Task:
Every entry must appear in the answer exactly as written.

┌─ Source records

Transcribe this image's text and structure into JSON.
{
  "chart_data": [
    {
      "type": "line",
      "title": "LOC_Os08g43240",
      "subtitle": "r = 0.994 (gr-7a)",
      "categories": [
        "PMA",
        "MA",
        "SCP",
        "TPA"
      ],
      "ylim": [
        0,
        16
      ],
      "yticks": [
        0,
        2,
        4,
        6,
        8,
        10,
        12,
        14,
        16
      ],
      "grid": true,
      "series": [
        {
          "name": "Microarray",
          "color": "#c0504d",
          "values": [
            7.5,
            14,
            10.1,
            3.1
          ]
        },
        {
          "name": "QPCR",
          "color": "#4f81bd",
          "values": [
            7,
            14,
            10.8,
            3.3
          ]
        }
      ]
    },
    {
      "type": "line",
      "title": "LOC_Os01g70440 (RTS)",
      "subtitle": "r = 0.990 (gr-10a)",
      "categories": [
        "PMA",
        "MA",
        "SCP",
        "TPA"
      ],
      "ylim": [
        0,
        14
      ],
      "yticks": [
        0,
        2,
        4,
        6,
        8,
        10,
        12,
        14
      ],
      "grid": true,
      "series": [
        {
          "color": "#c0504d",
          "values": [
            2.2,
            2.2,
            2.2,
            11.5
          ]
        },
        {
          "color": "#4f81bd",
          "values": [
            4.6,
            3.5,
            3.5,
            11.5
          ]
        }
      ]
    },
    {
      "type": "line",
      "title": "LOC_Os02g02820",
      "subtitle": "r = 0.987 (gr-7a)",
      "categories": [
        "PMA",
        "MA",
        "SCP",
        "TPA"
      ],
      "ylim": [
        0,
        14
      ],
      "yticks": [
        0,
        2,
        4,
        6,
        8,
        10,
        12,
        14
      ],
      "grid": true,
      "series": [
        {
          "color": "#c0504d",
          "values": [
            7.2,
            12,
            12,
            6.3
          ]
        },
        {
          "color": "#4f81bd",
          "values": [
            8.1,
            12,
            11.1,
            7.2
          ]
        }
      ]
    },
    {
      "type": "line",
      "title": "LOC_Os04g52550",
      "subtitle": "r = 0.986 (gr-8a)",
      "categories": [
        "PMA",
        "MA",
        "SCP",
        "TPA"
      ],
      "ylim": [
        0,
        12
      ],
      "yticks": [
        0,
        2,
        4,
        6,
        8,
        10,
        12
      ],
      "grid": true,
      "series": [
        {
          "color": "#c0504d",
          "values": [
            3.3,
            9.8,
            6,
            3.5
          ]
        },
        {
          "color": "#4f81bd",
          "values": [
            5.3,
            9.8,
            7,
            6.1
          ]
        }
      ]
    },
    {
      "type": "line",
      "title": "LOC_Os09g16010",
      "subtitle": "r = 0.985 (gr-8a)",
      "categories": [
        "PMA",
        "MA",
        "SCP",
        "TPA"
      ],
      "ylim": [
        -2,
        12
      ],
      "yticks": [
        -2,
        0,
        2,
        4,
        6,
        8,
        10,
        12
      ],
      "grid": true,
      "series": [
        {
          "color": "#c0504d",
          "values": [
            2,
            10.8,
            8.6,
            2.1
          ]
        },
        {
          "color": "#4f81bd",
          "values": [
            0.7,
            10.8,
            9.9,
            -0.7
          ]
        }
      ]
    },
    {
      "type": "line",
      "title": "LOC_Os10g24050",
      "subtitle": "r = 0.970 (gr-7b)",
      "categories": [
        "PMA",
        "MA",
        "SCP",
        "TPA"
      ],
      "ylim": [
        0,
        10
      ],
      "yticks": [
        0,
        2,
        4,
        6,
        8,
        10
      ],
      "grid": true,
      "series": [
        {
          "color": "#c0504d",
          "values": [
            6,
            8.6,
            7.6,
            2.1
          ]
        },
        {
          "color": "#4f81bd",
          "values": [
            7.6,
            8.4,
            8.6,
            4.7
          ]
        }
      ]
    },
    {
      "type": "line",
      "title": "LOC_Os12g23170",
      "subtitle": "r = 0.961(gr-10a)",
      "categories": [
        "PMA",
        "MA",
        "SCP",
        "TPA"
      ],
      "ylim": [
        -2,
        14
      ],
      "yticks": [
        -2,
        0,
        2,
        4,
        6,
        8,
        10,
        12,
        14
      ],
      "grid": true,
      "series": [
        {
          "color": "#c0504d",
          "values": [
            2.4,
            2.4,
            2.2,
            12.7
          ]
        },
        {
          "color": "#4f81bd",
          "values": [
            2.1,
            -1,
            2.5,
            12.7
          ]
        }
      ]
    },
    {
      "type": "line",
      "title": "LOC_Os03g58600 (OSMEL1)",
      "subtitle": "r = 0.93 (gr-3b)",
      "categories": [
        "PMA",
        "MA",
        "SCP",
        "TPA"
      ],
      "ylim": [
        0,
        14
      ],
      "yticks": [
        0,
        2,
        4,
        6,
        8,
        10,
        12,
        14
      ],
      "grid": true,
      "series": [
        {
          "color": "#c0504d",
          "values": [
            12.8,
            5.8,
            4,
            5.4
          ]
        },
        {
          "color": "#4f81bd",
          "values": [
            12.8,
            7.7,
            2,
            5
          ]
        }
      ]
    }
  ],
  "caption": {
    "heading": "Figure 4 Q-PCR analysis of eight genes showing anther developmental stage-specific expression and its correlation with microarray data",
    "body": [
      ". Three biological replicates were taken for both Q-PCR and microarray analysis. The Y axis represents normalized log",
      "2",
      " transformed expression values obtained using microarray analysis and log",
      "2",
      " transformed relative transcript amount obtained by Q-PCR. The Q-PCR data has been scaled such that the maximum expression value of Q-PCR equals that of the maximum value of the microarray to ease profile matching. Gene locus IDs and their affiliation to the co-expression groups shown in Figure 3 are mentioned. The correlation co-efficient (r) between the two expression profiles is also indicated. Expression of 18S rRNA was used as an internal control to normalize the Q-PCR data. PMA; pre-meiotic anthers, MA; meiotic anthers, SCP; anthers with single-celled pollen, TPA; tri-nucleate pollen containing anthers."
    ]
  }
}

└─

Answer to the exercise:
Transcribe this image's text and structure into JSON.
{
  "chart_data": [
    {
      "type": "line",
      "title": "LOC_Os08g43240",
      "subtitle": "r = 0.994 (gr-7a)",
      "categories": [
        "PMA",
        "MA",
        "SCP",
        "TPA"
      ],
      "ylim": [
        0,
        16
      ],
      "yticks": [
        0,
        2,
        4,
        6,
        8,
        10,
        12,
        14,
        16
      ],
      "grid": true,
      "series": [
        {
          "name": "Microarray",
          "color": "#c0504d",
          "values": [
            7.5,
            14,
            10.1,
            3.1
          ]
        },
        {
          "name": "QPCR",
          "color": "#4f81bd",
          "values": [
            7,
            14,
            10.8,
            3.3
          ]
        }
      ]
    },
    {
      "type": "line",
      "title": "LOC_Os01g70440 (RTS)",
      "subtitle": "r = 0.990 (gr-10a)",
      "categories": [
        "PMA",
        "MA",
        "SCP",
        "TPA"
      ],
      "ylim": [
        0,
        14
      ],
      "yticks": [
        0,
        2,
        4,
        6,
        8,
        10,
        12,
        14
      ],
      "grid": true,
      "series": [
        {
          "color": "#c0504d",
          "values": [
            2.2,
            2.2,
            2.2,
            11.5
          ]
        },
        {
          "color": "#4f81bd",
          "values": [
            4.6,
            3.5,
            3.5,
            11.5
          ]
        }
      ]
    },
    {
      "type": "line",
      "title": "LOC_Os02g02820",
      "subtitle": "r = 0.987 (gr-7a)",
      "categories": [
        "PMA",
        "MA",
        "SCP",
        "TPA"
      ],
      "ylim": [
        0,
        14
      ],
      "yticks": [
        0,
        2,
        4,
        6,
        8,
        10,
        12,
        14
      ],
      "grid": true,
      "series": [
        {
          "color": "#c0504d",
          "values": [
            7.2,
            12,
            12,
            6.3
          ]
        },
        {
          "color": "#4f81bd",
          "values": [
            8.1,
            12,
            11.1,
            7.2
          ]
        }
      ]
    },
    {
      "type": "line",
      "title": "LOC_Os04g52550",
      "subtitle": "r = 0.986 (gr-8a)",
      "categories": [
        "PMA",
        "MA",
        "SCP",
        "TPA"
      ],
      "ylim": [
        0,
        12
      ],
      "yticks": [
        0,
        2,
        4,
        6,
        8,
        10,
        12
      ],
      "grid": true,
      "series": [
        {
          "color": "#c0504d",
          "values": [
            3.3,
            9.8,
            6,
            3.5
          ]
        },
        {
          "color": "#4f81bd",
          "values": [
            5.3,
            9.8,
            7,
            6.1
          ]
        }
      ]
    },
    {
      "type": "line",
      "title": "LOC_Os09g16010",
      "subtitle": "r = 0.985 (gr-8a)",
      "categories": [
        "PMA",
        "MA",
        "SCP",
        "TPA"
      ],
      "ylim": [
        -2,
        12
      ],
      "yticks": [
        -2,
        0,
        2,
        4,
        6,
        8,
        10,
        12
      ],
      "grid": true,
      "series": [
        {
          "color": "#c0504d",
          "values": [
            2,
            10.8,
            8.6,
            2.1
          ]
        },
        {
          "color": "#4f81bd",
          "values": [
            0.7,
            10.8,
            9.9,
            -0.7
          ]
        }
      ]
    },
    {
      "type": "line",
      "title": "LOC_Os10g24050",
      "subtitle": "r = 0.970 (gr-7b)",
      "categories": [
        "PMA",
        "MA",
        "SCP",
        "TPA"
      ],
      "ylim": [
        0,
        10
      ],
      "yticks": [
        0,
        2,
        4,
        6,
        8,
        10
      ],
      "grid": true,
      "series": [
        {
          "color": "#c0504d",
          "values": [
            6,
            8.6,
            7.6,
            2.1
          ]
        },
        {
          "color": "#4f81bd",
          "values": [
            7.6,
            8.4,
            8.6,
            4.7
          ]
        }
      ]
    },
    {
      "type": "line",
      "title": "LOC_Os12g23170",
      "subtitle": "r = 0.961(gr-10a)",
      "categories": [
        "PMA",
        "MA",
        "SCP",
        "TPA"
      ],
      "ylim": [
        -2,
        14
      ],
      "yticks": [
        -2,
        0,
        2,
        4,
        6,
        8,
        10,
        12,
        14
      ],
      "grid": true,
      "series": [
        {
          "color": "#c0504d",
          "values": [
            2.4,
            2.4,
            2.2,
            12.7
          ]
        },
        {
          "color": "#4f81bd",
          "values": [
            2.1,
            -1,
            2.5,
            12.7
          ]
        }
      ]
    },
    {
      "type": "line",
      "title": "LOC_Os03g58600 (OSMEL1)",
      "subtitle": "r = 0.93 (gr-3b)",
      "categories": [
        "PMA",
        "MA",
        "SCP",
        "TPA"
      ],
      "ylim": [
        0,
        14
      ],
      "yticks": [
        0,
        2,
        4,
        6,
        8,
        10,
        12,
        14
      ],
      "grid": true,
      "series": [
        {
          "color": "#c0504d",
          "values": [
            12.8,
            5.8,
            4,
            5.4
          ]
        },
        {
          "color": "#4f81bd",
          "values": [
            12.8,
            7.7,
            2,
            5
          ]
        }
      ]
    }
  ],
  "caption": {
    "heading": "Figure 4 Q-PCR analysis of eight genes showing anther developmental stage-specific expression and its correlation with microarray data",
    "body": [
      ". Three biological replicates were taken for both Q-PCR and microarray analysis. The Y axis represents normalized log",
      "2",
      " transformed expression values obtained using microarray analysis and log",
      "2",
      " transformed relative transcript amount obtained by Q-PCR. The Q-PCR data has been scaled such that the maximum expression value of Q-PCR equals that of the maximum value of the microarray to ease profile matching. Gene locus IDs and their affiliation to the co-expression groups shown in Figure 3 are mentioned. The correlation co-efficient (r) between the two expression profiles is also indicated. Expression of 18S rRNA was used as an internal control to normalize the Q-PCR data. PMA; pre-meiotic anthers, MA; meiotic anthers, SCP; anthers with single-celled pollen, TPA; tri-nucleate pollen containing anthers."
    ]
  }
}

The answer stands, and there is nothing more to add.